## start

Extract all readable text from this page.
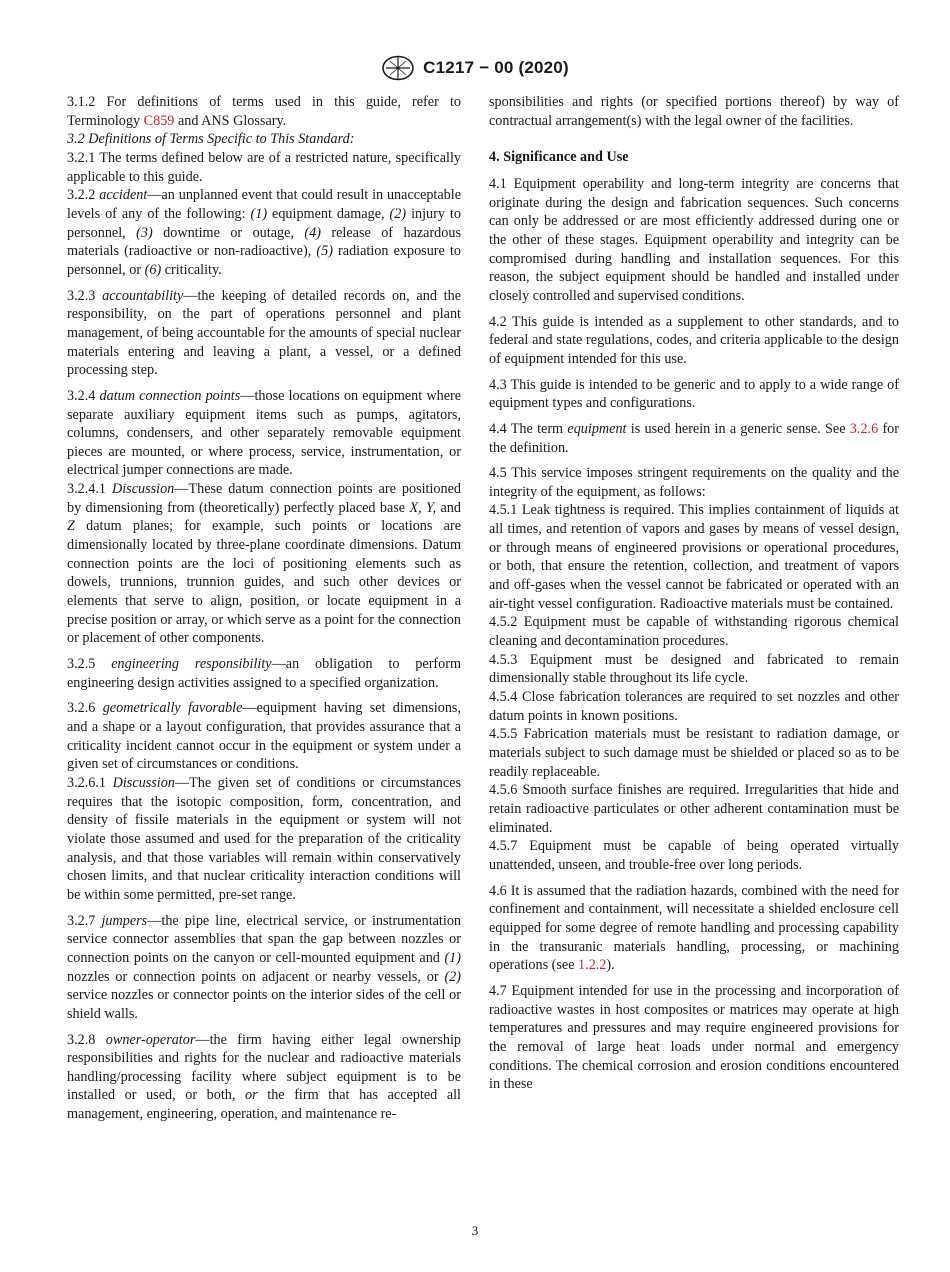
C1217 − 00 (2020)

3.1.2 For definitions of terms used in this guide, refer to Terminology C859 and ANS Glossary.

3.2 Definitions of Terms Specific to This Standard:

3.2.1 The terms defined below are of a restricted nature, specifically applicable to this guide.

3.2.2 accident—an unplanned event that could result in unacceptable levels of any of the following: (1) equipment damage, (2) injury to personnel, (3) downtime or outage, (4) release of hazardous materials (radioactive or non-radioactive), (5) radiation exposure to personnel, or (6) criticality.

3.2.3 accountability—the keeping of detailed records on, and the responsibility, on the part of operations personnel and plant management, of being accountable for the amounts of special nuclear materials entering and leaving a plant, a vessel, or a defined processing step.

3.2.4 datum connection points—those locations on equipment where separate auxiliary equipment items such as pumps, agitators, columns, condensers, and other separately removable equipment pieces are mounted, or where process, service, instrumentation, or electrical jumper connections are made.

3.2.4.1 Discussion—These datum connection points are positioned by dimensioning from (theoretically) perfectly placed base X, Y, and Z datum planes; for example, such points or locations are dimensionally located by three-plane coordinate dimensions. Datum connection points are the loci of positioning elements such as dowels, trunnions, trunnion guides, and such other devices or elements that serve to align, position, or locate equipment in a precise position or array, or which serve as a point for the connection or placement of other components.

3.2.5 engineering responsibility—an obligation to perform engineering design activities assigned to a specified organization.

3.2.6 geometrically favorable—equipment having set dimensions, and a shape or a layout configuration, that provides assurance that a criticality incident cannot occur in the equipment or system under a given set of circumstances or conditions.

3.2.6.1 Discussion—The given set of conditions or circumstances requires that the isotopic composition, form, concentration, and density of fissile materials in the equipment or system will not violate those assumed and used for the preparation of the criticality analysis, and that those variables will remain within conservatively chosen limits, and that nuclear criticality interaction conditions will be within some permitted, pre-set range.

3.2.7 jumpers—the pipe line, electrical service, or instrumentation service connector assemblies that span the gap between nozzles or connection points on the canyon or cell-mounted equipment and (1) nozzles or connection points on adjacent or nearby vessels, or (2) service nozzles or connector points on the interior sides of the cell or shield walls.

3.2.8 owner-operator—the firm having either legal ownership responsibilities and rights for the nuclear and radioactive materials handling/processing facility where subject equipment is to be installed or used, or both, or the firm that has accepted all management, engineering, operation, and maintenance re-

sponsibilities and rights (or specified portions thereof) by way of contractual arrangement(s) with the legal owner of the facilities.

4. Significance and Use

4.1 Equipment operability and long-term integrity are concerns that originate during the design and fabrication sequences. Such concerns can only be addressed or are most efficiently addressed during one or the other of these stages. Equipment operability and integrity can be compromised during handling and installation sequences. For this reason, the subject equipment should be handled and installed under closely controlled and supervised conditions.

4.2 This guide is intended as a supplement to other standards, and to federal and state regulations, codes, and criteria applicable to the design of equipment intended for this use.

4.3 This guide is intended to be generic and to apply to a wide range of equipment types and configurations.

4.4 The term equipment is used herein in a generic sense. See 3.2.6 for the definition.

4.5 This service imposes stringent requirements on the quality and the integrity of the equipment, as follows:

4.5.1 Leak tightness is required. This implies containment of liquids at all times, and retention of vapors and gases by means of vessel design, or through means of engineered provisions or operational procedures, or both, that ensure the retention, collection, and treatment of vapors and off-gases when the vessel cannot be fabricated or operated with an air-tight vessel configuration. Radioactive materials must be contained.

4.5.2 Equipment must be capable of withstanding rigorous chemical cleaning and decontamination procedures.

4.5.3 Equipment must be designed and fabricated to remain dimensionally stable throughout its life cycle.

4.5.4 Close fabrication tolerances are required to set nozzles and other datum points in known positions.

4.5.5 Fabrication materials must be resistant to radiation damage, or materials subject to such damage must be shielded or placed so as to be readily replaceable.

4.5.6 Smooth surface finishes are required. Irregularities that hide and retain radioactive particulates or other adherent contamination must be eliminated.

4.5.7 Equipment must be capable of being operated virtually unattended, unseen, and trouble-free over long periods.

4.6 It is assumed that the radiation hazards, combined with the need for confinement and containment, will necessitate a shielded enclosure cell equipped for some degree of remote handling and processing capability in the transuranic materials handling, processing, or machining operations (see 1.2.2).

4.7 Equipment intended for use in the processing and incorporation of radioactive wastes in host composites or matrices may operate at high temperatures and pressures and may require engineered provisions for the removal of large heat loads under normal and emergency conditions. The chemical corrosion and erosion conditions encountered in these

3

## end
## start

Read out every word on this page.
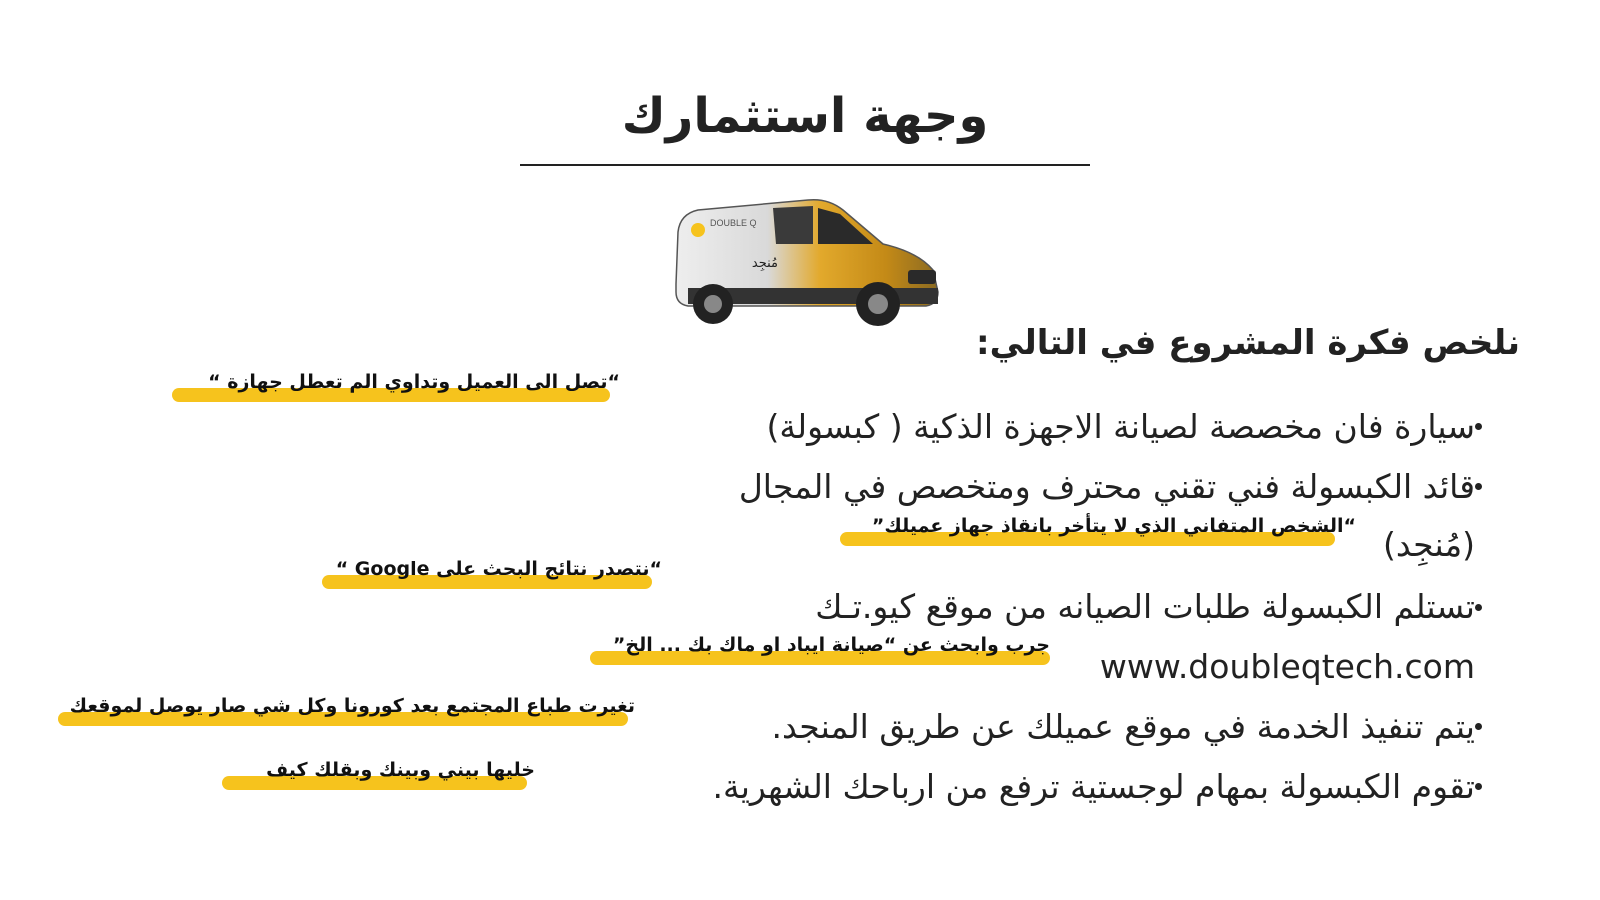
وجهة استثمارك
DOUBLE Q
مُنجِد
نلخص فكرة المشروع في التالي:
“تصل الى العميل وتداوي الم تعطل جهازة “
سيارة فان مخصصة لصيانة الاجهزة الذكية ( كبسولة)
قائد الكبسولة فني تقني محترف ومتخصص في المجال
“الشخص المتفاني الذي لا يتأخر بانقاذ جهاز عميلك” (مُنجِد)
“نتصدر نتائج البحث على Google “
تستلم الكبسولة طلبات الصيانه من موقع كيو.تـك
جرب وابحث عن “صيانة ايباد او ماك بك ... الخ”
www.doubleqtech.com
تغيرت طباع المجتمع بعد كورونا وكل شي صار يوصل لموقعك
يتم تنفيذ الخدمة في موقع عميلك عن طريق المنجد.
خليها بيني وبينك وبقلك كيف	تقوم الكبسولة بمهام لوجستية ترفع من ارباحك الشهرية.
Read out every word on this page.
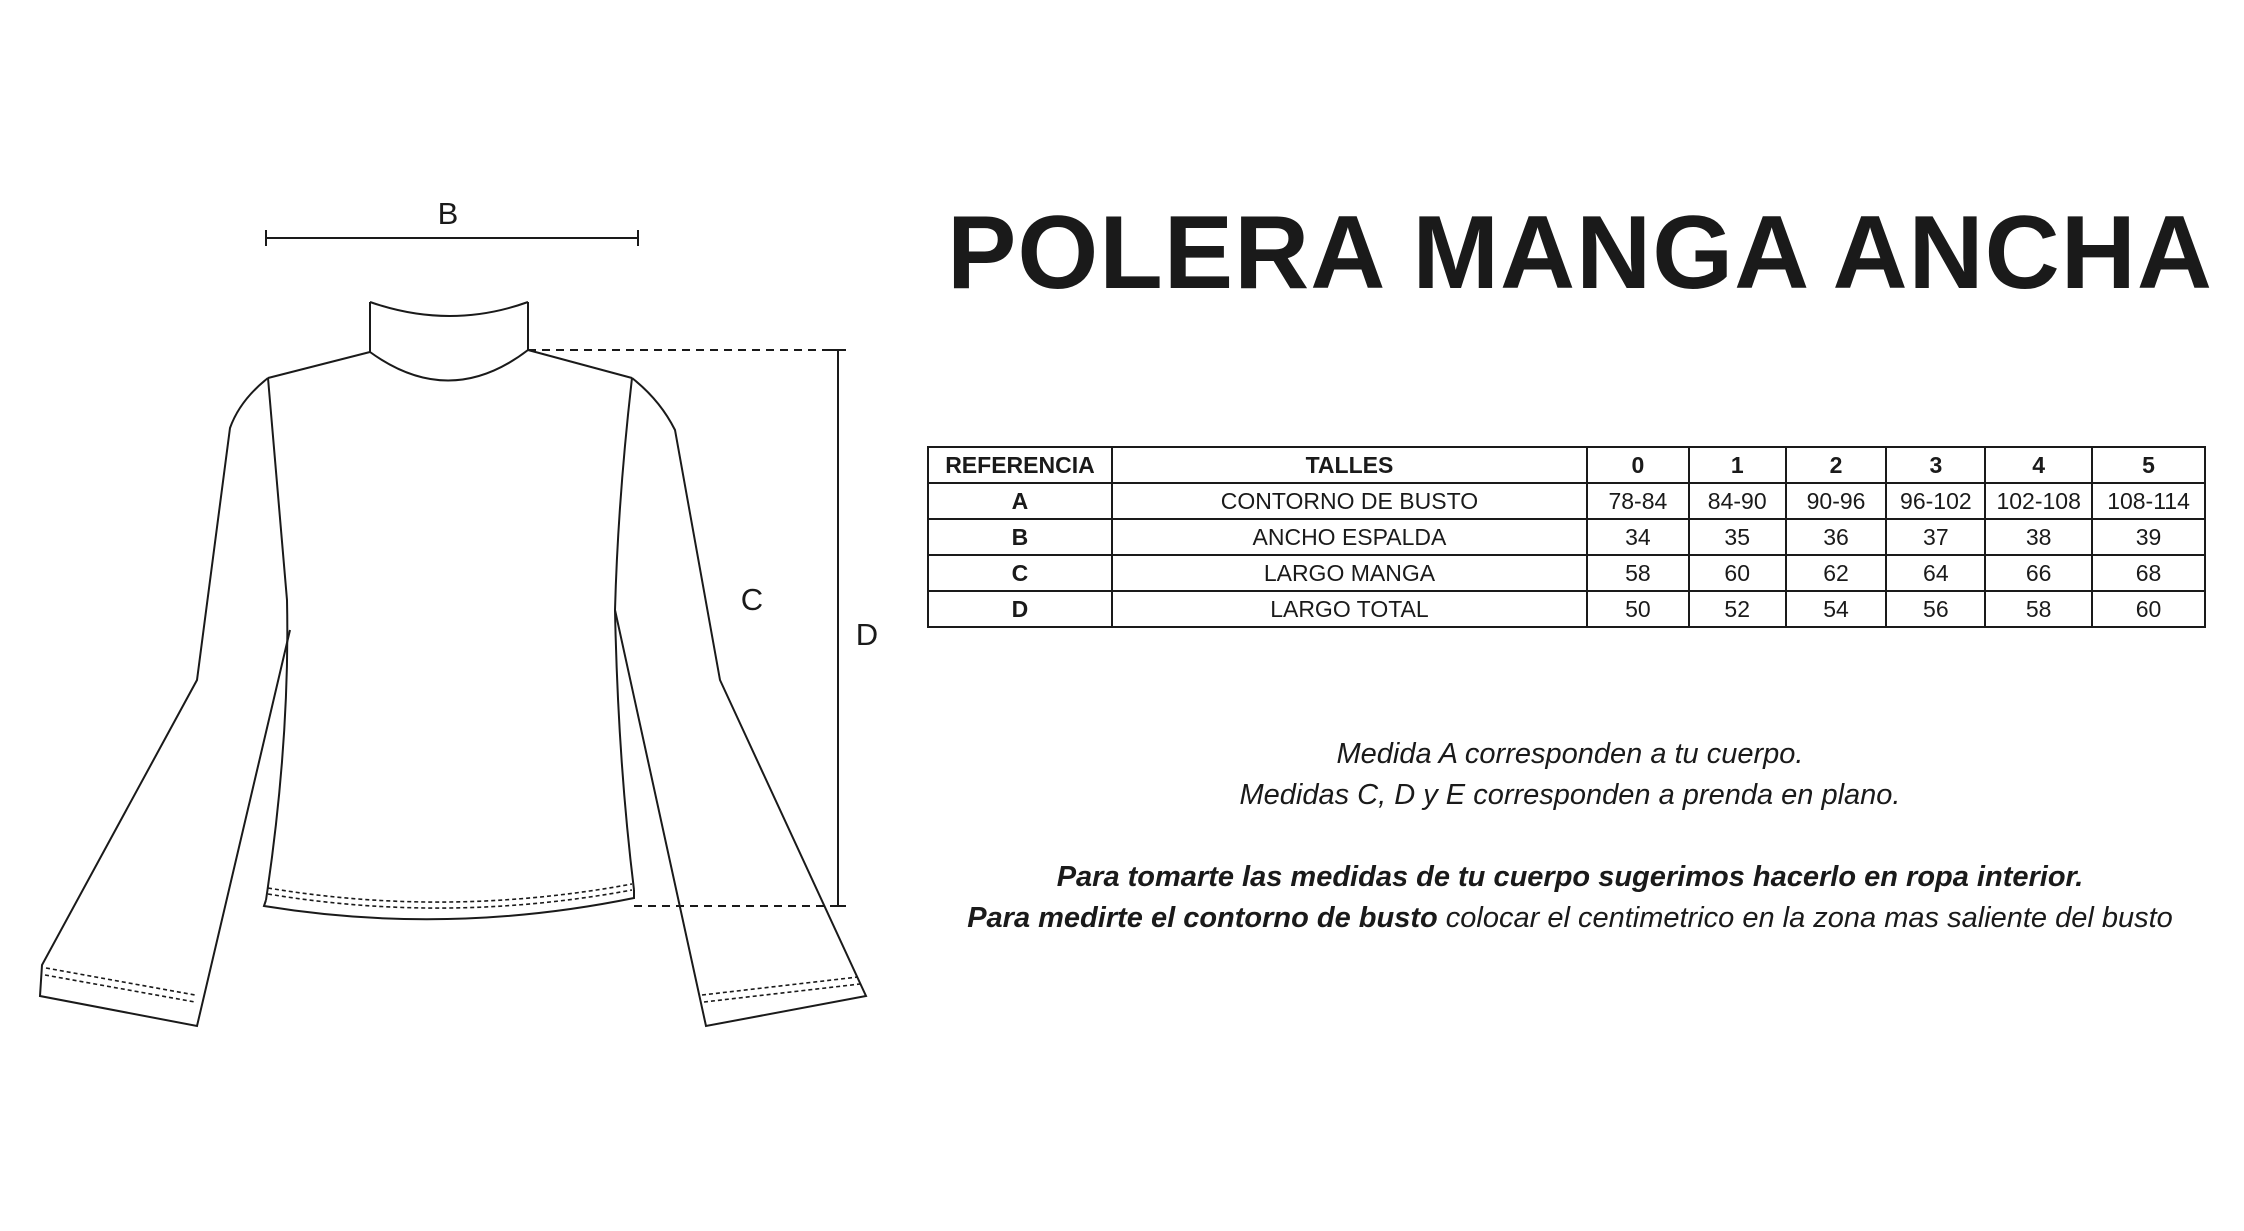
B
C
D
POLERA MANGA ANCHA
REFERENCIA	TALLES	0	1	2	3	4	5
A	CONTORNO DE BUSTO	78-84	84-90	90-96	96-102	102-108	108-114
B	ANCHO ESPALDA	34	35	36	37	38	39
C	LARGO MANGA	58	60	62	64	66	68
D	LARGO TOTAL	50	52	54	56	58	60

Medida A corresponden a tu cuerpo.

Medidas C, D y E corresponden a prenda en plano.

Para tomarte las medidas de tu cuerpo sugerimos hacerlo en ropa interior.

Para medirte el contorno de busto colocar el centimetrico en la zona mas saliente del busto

## end
## start

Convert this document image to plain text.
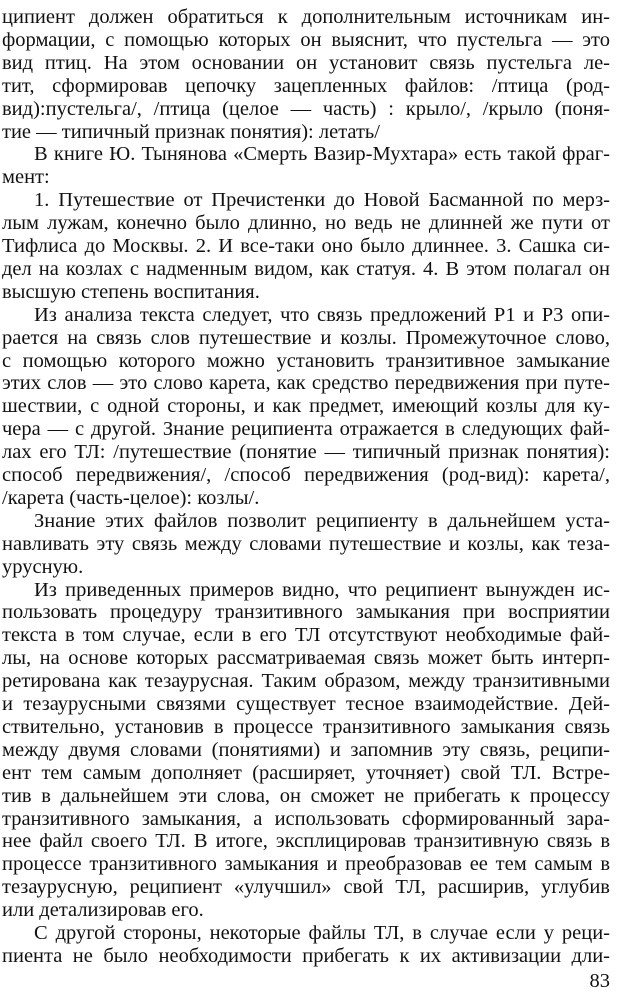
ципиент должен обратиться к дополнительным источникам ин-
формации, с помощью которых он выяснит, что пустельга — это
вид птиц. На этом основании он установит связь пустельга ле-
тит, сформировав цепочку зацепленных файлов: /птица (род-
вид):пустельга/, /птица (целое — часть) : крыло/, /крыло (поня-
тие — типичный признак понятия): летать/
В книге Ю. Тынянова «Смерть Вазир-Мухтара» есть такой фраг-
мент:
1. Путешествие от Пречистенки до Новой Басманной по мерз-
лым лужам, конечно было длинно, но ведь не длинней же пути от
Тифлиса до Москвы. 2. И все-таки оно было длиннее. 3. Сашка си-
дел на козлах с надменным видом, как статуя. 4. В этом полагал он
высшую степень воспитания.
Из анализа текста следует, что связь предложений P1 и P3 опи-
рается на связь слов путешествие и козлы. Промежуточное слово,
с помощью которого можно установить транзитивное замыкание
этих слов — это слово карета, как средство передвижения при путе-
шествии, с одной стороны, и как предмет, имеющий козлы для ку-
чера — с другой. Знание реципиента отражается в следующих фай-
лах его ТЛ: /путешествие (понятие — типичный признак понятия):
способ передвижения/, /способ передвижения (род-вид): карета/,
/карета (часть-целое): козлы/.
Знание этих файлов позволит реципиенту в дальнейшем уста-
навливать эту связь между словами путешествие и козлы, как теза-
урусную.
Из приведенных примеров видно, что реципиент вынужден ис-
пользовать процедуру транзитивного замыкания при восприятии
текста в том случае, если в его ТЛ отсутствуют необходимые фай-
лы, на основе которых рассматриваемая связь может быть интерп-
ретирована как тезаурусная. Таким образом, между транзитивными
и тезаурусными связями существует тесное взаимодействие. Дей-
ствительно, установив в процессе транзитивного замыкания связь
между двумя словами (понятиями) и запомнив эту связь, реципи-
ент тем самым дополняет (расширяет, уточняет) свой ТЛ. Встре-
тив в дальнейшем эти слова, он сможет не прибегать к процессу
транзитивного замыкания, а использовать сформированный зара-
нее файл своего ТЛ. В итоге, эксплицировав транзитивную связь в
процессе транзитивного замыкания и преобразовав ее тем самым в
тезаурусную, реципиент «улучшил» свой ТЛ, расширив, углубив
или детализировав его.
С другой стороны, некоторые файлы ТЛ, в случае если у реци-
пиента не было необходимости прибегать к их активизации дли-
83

## end

Task to carry out
Every line holding "both" should be copied out.

Output of the exercise
3.2.8 owner-operator—the firm having either legal ownership responsibilities and rights for the nuclear and radioactive materials handling/processing facility where subject equipment is to be installed or used, or both, or the firm that has accepted all management, engineering, operation, and maintenance re-
4.5.1 Leak tightness is required. This implies containment of liquids at all times, and retention of vapors and gases by means of vessel design, or through means of engineered provisions or operational procedures, or both, that ensure the retention, collection, and treatment of vapors and off-gases when the vessel cannot be fabricated or operated with an air-tight vessel configuration. Radioactive materials must be contained.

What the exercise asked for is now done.